*** Extrait étudié ***

« Porter l’architecture à son terme »

06/05/2015
  • Innovation Design
En quoi consiste le métier d’architecte d’intérieur?

Nous disons fréquemment que ce métier consiste à porter
l’architecture à son terme, c’est-à-dire à porter la réflexion le plus loin possible sur les usages, les parcours,les sensations à l’échelle de l’utilisateur, de l’individu. Ce métier est un métier de conception-création et de maîtrise d’oeuvre.

Quelle est la différence entre architecte DPLG et architecte d’intérieur?

Une notion d’échelle et d’abord du bâtiment : l’architecte se positionne sur un terrain, l’architecte d’intérieur sur un volume intérieur. Si l’architecte et l’architecte d’intérieur se forment sur des socles assez communs (construction,sciences humaines, histoire de l’art, de l’architecture...), la formation d’un architecte d’intérieur s’appuie sur ce que l’on appelle les arts appliqués : dessin, graphisme, design, approche sensible des matériaux à travers des temps, plus
ou moins importants selon les écoles, de pratiques d’ateliers. La pratique fait aussi, comme dans tout métier, la différence. Appréhender un volume par son intérieur nécessite
des compétences et une sensibilité très différentes qui s’aiguisent avec l’expérience.

Comment devient-on architecte d’intérieur? Quelles sont les formations diplômantes reconnues par l’État?

Cette question est plus complexe qu’elle en a l’air. Si l’on se réfère au répertoire national des certification professionnelles,on trouve un certain nombre de diplômes reconnus par l’État de niveau I et II et nous encourageons les écoles membres du Conseil français des architectes d’intérieur (CFAI) à obtenir le niveau I. Aujourd’hui le ministère de la Culture et le ministère de l’Éducation nationale semblent avoir abandonné la dénomination « architecte d’intérieur » pour la remplacer par celle de « designer d’espace ». Il s’agit, je pense, de motifs essentiellement pédagogiques. Sur le plan professionnel, cette nouvelle dénomination crée beaucoup de confusion et éloigne l’architecte d’intérieur du monde du bâtiment auquel il est pourtant confronté en permanence dans l’exercice de son métier.

Quelles sont les responsabilités d’un architecte d’intérieur?

À peu de choses près, les mêmes que celle d’un architecte. On identifie trop souvent l’architecte d’intérieur au décorateur. Pourquoi pas ? À ceci près que les responsabilités de l’un et de l’autre sont très différentes. L’architecte d’intérieur est tenu d’être assuré en responsabilité civile décennale et dans 95 % sur les structures, le clos et le couvert.

Quelle est la différence entre un architecte d’intérieur et un agenceur?

*** Données présentées ***

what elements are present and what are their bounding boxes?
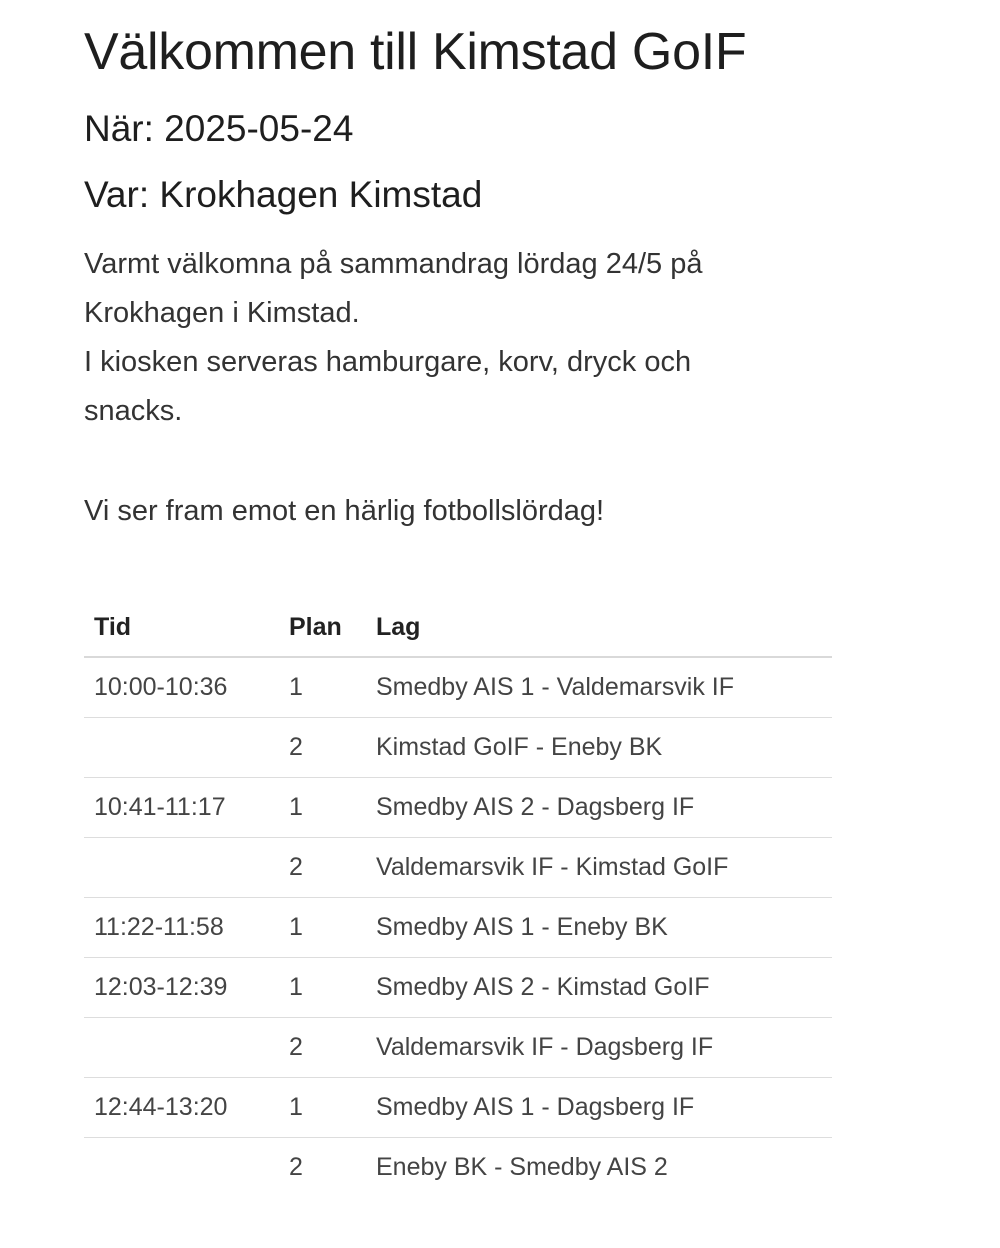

***

▸ Consignes de l'exercice
(1) D'après l'extrait, pourquoi la dénomination « designer d'espace » pose-t-elle problème sur le plan professionnel ? Répondez en une à trois phrases.
(2) Selon l'extrait, contre quel type de responsabilité civile l'architecte d'intérieur est-il tenu d'être assuré ?
(3) Reproduisez fidèlement le passage de l'extrait qui commence par les mots contenant « Nous disons fréquemment » et s'achève sur « et architecte d’intérieur? ».
Pour répondre, appuyez-vous uniquement sur l'extrait.

▸ Corrigé détaillé
(1) Cette dénomination crée beaucoup de confusion. Elle éloigne aussi l'architecte d'intérieur du monde du bâtiment, alors qu'il y est confronté en permanence dans l'exercice de son métier.

(2) Il est tenu d'être assuré en responsabilité civile décennale.

(3)
Nous disons fréquemment que ce métier consiste à porter
l’architecture à son terme, c’est-à-dire à porter la réflexion le plus loin possible sur les usages, les parcours,les sensations à l’échelle de l’utilisateur, de l’individu. Ce métier est un métier de conception-création et de maîtrise d’oeuvre.

Quelle est la différence entre architecte DPLG et architecte d’intérieur?